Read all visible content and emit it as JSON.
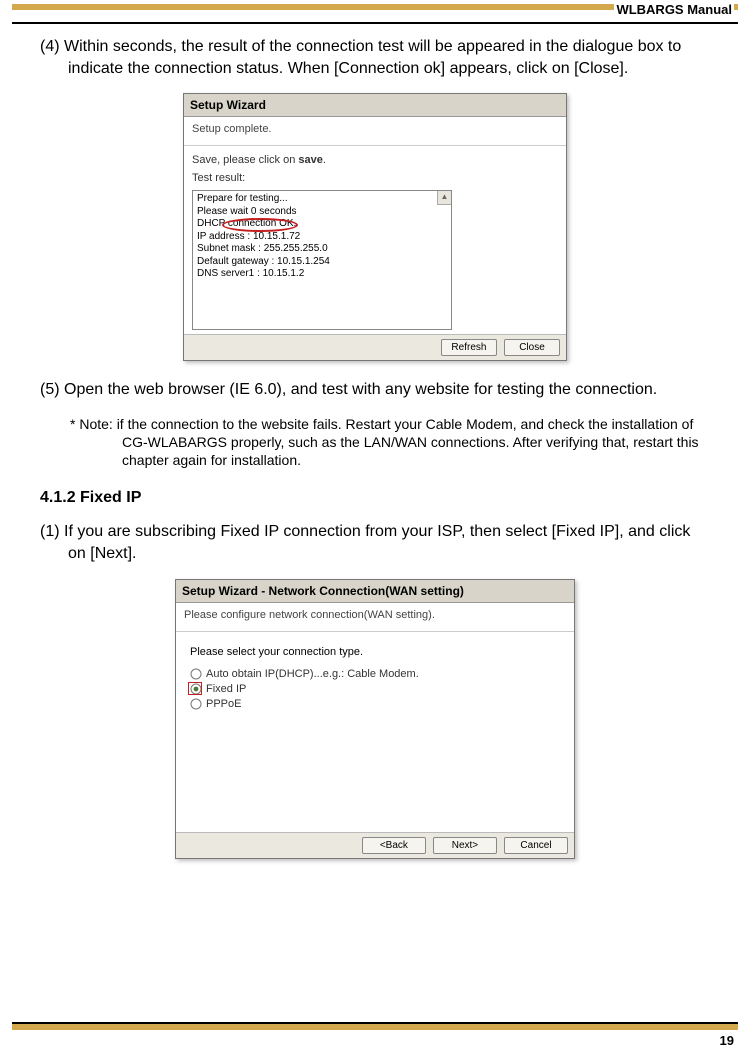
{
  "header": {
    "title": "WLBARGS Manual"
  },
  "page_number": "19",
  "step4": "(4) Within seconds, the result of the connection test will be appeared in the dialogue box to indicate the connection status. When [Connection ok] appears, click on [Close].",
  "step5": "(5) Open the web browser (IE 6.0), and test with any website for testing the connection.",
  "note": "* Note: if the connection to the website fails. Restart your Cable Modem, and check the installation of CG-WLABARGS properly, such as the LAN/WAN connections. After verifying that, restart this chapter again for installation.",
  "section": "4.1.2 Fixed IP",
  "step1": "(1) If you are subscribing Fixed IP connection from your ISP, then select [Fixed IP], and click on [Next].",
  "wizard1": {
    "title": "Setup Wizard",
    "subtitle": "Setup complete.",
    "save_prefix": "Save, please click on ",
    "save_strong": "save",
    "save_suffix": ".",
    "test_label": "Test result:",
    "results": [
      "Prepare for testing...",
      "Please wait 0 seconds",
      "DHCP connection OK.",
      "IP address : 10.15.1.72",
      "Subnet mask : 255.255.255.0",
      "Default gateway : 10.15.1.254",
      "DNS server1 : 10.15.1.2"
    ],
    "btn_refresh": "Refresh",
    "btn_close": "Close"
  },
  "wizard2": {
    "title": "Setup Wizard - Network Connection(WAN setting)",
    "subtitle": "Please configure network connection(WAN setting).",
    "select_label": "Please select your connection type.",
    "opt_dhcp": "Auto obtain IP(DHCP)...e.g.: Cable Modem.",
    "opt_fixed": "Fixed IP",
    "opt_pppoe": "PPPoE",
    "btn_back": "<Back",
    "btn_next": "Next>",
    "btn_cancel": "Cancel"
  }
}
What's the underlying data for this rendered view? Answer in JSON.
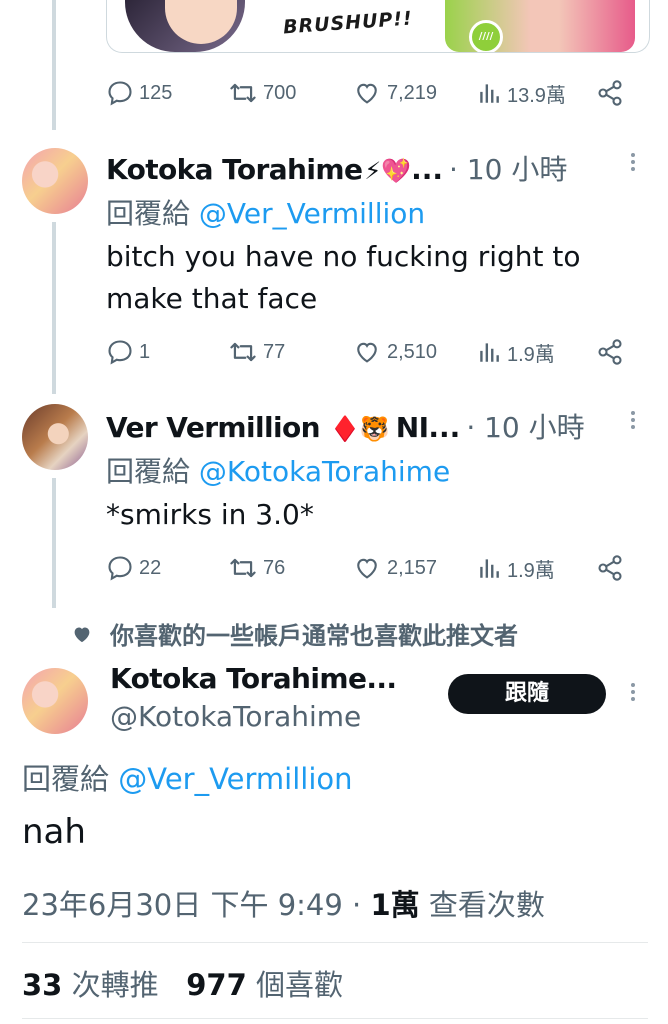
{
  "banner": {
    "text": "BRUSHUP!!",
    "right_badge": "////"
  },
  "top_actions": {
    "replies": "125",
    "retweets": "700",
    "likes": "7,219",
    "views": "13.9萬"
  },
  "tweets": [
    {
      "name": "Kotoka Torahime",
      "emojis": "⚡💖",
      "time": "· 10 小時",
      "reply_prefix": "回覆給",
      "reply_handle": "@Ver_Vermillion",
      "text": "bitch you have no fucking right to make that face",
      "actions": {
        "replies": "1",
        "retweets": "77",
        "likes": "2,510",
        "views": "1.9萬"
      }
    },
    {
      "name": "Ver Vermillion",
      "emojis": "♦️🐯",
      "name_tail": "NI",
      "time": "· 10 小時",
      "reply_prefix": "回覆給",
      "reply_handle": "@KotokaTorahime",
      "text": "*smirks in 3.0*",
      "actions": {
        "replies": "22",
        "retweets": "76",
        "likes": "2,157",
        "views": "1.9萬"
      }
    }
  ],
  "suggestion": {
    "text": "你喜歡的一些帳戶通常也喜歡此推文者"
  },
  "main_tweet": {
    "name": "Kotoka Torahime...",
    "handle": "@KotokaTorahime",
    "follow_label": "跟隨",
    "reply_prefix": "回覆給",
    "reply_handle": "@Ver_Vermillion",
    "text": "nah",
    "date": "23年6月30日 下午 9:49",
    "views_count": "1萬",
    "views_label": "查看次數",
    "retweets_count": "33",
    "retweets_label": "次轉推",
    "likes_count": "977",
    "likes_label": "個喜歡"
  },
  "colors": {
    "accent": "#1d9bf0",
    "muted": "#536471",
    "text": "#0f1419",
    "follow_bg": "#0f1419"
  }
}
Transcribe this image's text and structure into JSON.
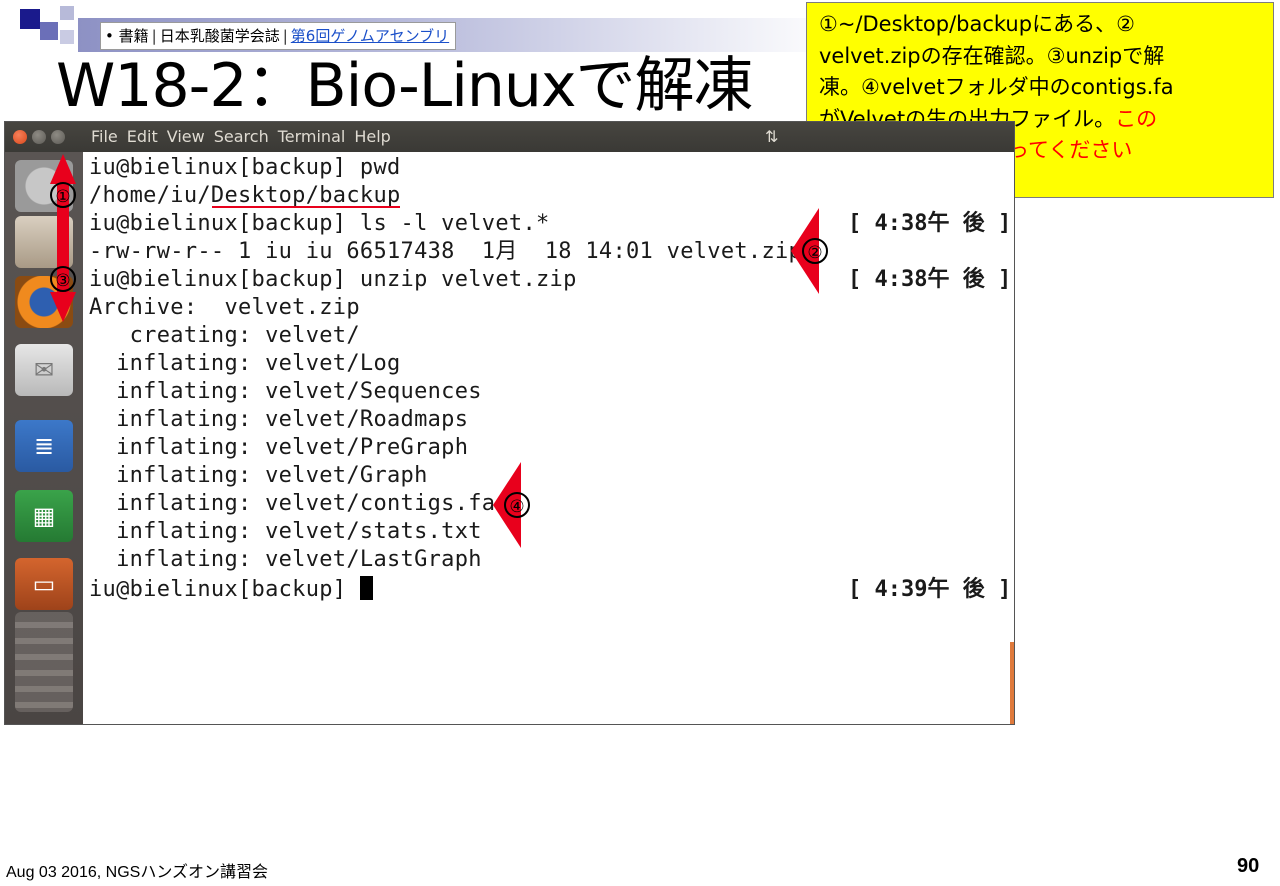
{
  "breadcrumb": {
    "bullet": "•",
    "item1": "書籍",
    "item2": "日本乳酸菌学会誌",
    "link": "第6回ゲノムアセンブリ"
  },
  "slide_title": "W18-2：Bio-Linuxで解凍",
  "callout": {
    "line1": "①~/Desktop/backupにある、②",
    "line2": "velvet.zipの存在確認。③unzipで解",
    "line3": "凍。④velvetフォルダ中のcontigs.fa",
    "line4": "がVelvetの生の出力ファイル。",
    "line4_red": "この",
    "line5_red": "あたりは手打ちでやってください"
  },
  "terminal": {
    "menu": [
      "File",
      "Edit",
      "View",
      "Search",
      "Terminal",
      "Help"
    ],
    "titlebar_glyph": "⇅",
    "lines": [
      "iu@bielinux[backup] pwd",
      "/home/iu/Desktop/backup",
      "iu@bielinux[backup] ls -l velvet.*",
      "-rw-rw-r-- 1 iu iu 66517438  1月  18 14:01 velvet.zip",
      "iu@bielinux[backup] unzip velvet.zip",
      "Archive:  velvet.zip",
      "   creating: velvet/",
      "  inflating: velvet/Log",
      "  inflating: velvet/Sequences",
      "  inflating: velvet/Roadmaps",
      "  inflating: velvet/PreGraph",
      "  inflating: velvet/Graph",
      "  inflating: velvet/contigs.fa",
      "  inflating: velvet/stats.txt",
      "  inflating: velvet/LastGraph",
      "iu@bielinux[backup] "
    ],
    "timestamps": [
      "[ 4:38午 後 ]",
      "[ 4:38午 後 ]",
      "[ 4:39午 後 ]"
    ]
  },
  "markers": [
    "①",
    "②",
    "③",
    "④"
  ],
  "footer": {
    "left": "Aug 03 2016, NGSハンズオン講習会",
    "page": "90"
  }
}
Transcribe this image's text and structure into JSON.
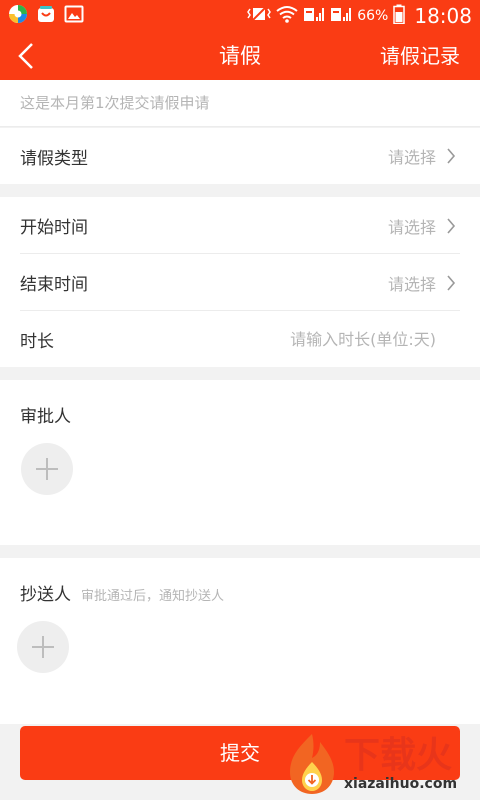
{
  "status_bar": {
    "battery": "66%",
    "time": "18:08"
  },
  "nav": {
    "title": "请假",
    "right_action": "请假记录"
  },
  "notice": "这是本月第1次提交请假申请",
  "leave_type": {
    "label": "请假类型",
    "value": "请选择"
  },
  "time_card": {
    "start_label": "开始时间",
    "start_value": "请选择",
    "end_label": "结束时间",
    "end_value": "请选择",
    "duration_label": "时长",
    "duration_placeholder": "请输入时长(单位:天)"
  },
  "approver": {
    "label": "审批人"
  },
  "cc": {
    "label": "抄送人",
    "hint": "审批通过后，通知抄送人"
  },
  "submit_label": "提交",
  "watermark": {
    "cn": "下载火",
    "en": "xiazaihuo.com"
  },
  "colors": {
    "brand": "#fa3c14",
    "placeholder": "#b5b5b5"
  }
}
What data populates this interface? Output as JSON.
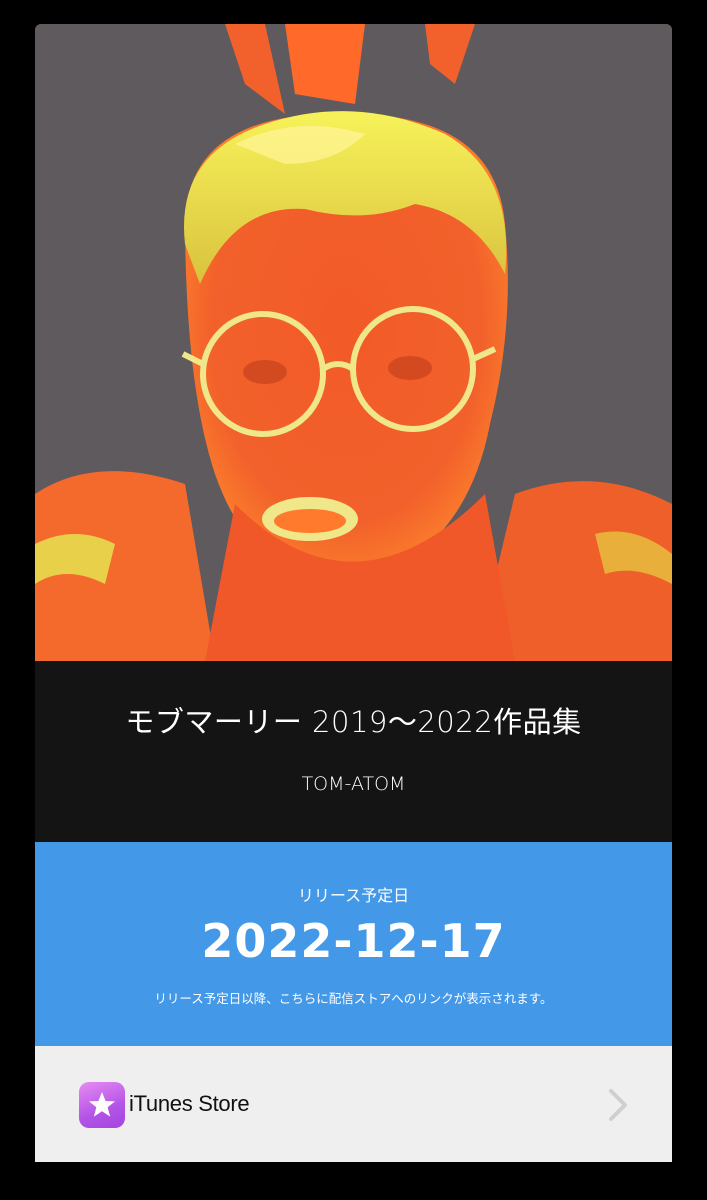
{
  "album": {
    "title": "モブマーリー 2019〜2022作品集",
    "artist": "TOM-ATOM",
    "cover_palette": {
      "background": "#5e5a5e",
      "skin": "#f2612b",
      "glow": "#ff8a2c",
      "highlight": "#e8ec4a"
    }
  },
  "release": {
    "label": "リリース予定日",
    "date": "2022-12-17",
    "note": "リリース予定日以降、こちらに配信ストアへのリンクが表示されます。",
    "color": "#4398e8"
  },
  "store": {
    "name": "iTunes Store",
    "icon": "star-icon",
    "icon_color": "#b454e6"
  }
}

> _Directions_: Extract word for word every line from the line that contains "What data populates" to the final line of the data, both included, and nothing else; skip the pictures.

> _Result below_:
What data populates this interface? Output as JSON.
{
  "album": {
    "title": "モブマーリー 2019〜2022作品集",
    "artist": "TOM-ATOM",
    "cover_palette": {
      "background": "#5e5a5e",
      "skin": "#f2612b",
      "glow": "#ff8a2c",
      "highlight": "#e8ec4a"
    }
  },
  "release": {
    "label": "リリース予定日",
    "date": "2022-12-17",
    "note": "リリース予定日以降、こちらに配信ストアへのリンクが表示されます。",
    "color": "#4398e8"
  },
  "store": {
    "name": "iTunes Store",
    "icon": "star-icon",
    "icon_color": "#b454e6"
  }
}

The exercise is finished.